[Passage Boundary: Start]
Other work in the early years of the new company included in 1924 a 36-seat petrol-fuelled rail vehicle for the Derwent Valley Light Railway. It was based on two Ford Model T chassis fitted with flanged steel tyres and coupled back-to-back, this rail minibus or petrol multiple unit seated 18 in each carriage and was driven from one end only, the rearward-facing car running in neutral gear with the engine switched off. When worked coupled fuel consumption was stated to be 14.33 mpg and if one unit was run the even more efficient figure of 17.55 mpg was obtained. It was not enough to maintain passenger operations on the line however, and the units were exported in 1926 to the County Donegal Railways Joint Committee (CDR) in northwestern Ireland who converted them to 3 ft gauge, lowering the bodies in the process. The CDR thus became the first railway in Ireland to use internal combustion engines and by the time of closure ran all passenger services and a number of freights using Gardner-powered diesel units.

By 1925 Roe were receiving orders directly from municipal bus companies, many of them previous customers for sub-contracted bodies, Mr Roe's approachability during body construction may have played a part in this, letters from general managers of the time thank C.H. Roe for his enabling inspection of bodies in-build. Among municipals taking Roe bodies by this time were Ramsbottom, Rotherham, Northampton, Doncaster, Leeds, Oldham, Bradford and the Teesside Railless Board, most of whom would continue to be Roe customers for a long time; chassis included Bristol, Guy, Thornycroft and AEC. The first double-deck motorbuses were for Doncaster in 1925 on AEC, a year later Roe were building 30 ft-long six wheeled double-decks for Oldham on Guy chassis. Unlike Londonat the time all of Roe's double-deck customers specified closed-tops on the upper deck. In 1926 Straker-Squire finally folded and Roe stored uncompleted vehicles for Clough, Smith prior to a new arrangement which saw their electrical equipment fitted to Karrier chassis. Also at this time Roe started building enclosed, or saloon, coaches which were often fitted to chassis which had previously carried charabanc bodies, Roe having a surplus of second-hand charabanc bodies by 1925. Two further debentures were called for, but this time it wasn't to keep the business going, but to fund the expansion of the premises.
[Passage Boundary: End]
[Recorded information Boundary: Start]
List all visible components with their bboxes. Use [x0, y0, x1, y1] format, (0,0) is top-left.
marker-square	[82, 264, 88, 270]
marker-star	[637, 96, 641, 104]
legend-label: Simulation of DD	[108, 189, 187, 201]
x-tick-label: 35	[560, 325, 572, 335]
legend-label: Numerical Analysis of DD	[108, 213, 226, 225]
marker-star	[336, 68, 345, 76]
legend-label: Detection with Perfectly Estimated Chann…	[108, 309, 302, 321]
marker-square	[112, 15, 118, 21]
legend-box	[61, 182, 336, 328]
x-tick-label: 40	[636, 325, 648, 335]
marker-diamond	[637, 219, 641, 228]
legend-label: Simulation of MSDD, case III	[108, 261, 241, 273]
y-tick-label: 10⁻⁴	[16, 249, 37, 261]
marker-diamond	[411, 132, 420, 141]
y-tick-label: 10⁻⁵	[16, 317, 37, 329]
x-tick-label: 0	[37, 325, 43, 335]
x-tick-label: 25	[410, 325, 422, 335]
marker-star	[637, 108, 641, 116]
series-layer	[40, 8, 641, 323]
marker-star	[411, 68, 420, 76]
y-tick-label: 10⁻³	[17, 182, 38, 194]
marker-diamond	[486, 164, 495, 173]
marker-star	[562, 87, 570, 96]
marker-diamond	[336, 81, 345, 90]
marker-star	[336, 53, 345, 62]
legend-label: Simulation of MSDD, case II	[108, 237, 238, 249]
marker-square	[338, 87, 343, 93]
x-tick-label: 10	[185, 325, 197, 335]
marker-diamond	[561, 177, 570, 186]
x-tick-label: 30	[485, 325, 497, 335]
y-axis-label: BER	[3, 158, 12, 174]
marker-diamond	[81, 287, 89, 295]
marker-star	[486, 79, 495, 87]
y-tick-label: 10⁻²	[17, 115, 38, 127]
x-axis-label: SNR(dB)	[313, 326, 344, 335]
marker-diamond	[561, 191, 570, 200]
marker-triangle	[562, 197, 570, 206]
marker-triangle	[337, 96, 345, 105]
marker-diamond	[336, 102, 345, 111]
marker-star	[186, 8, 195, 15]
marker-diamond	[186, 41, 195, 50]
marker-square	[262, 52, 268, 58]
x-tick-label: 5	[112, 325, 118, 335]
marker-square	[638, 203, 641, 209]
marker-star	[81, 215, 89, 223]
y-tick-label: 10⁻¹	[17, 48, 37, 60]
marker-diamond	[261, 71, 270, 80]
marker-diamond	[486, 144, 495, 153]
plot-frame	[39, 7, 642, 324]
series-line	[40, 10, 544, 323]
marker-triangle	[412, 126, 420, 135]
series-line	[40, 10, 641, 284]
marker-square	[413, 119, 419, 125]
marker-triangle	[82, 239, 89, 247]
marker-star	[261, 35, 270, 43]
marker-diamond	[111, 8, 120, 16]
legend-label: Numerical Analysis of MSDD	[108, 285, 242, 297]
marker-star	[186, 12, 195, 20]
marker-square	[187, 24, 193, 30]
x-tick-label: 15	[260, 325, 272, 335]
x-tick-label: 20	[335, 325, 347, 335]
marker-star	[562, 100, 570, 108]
[Recorded information Boundary: End]
▶ [Task list]
#1 In the passage about Roe's early years, what fuel consumption was obtained when only one unit of the Derwent Valley Light Railway vehicle was run?
#2 Rewrite the paragraph of the passage about Roe's early years that begins "Other work in the early years" as a short bulleted list that keeps its main facts.
#3 Write a continuation of the passage about Roe's early years, starting after its final sentence about funding the expansion of the premises.
None of this work requires the data.

▶ [Answers to the exercises]
#1 17.55 mpg.

#2
- In 1924 the new company built a 36-seat petrol-fuelled rail vehicle for the Derwent Valley Light Railway.
- It was made from two Ford Model T chassis with flanged steel tyres, coupled back-to-back, seating 18 in each carriage.
- It was driven from one end only, and the rearward-facing car ran in neutral with its engine off.
- Fuel consumption was 14.33 mpg when coupled and 17.55 mpg with one unit.
- This did not keep passenger services going on the line, and in 1926 the units were exported to the County Donegal Railways Joint Committee (CDR) in northwestern Ireland.
- The CDR converted them to 3 ft gauge and lowered the bodies.
- The CDR thus became the first Irish railway to use internal combustion engines, and by closure it ran all passenger services and some freight with Gardner-powered diesel units.

#3
====Independent prosperity====
One of the more significant patents to emerge from Cross Gates was number 313720 registered in 1928 the name of the company, Mr C.H Roe and Mr William Bramham, the works manager who was later to be general manager at Eastern Coach Works at Lowestoft, Northern Coachbuilders of Newcastle upon Tyne and Saunders-Roe of Beaumaris. This concerned a continuous machined teak waist rail designed to double-interlock with the vertical teak pillars and the steel reinforcing strips, once assembled also binding those to the outer panels; it could be accurately described as an early example of system-built coachwork. New chassis makes bodied in the late 1920s included Albion and Crossley, both of whom chose Roe bodies for demonstrators, in Crossley's case for its first double-decker. Trolleybuses continued to figure, makes including Karrier-Clough and Guy, the three-axled double deck now being the common form for these, customers including Bloemfontein, South Lancashire Transport and corporation fleets including some detailed above, Doncaster for example taking one of the only two Bristol trolleybuses with a Roe body in 1928.

Another significant patent was jointly granted in 1930 to the company, Mr Roe and J.C. Whitely the general manager of Grimsby Corporation for a central entrance double decker with a distinctive design of staircase which rose transversely two steps to a wide landing and then branched into forward and rearward ascending longitudinal flights to the upper deck. Roe built bodies to this style until 1950 and licencees included H. V. Burlingham of Blackpool.

In 1934 five years after the original company was wound up, the board agreed to remove the (1923) from the current company name. At the same time share capital rose to £12,000 and the current mortgages and debenture were repaid in favour of a new first mortgage.

In 1935, encouraged by the chassis builder, a Commercial Motor Show exhibit was built on an AEC Regent I chassis for Leeds Corporation, this bus had a rakish streamlined outline and a full-width cab but more importantly had an all-new steel framework patented by the company, Roe and Bramham (who became a director that year) and a 'Safety Staircase' patented by the company, Roe, Bramham and William Vane Moreland, the general manager of Leeds City Transport. This staircase on a rear platform bus gave less loss of seating capacity than the straight staircase favoured in London and Birmingham but intruded less onto the boarding platform than the normal semi-spiral arrangement whilst being superior to either layout in having two broad landings allowing boarding and alighting passengers to pass on the staircase. It became a standard feature of all subsequent peacetime Roe double-deck bodies for Leeds Corporation and was widely employed by other fleets, 777 examples being built by Roe prior to expiry of the patent in 1950.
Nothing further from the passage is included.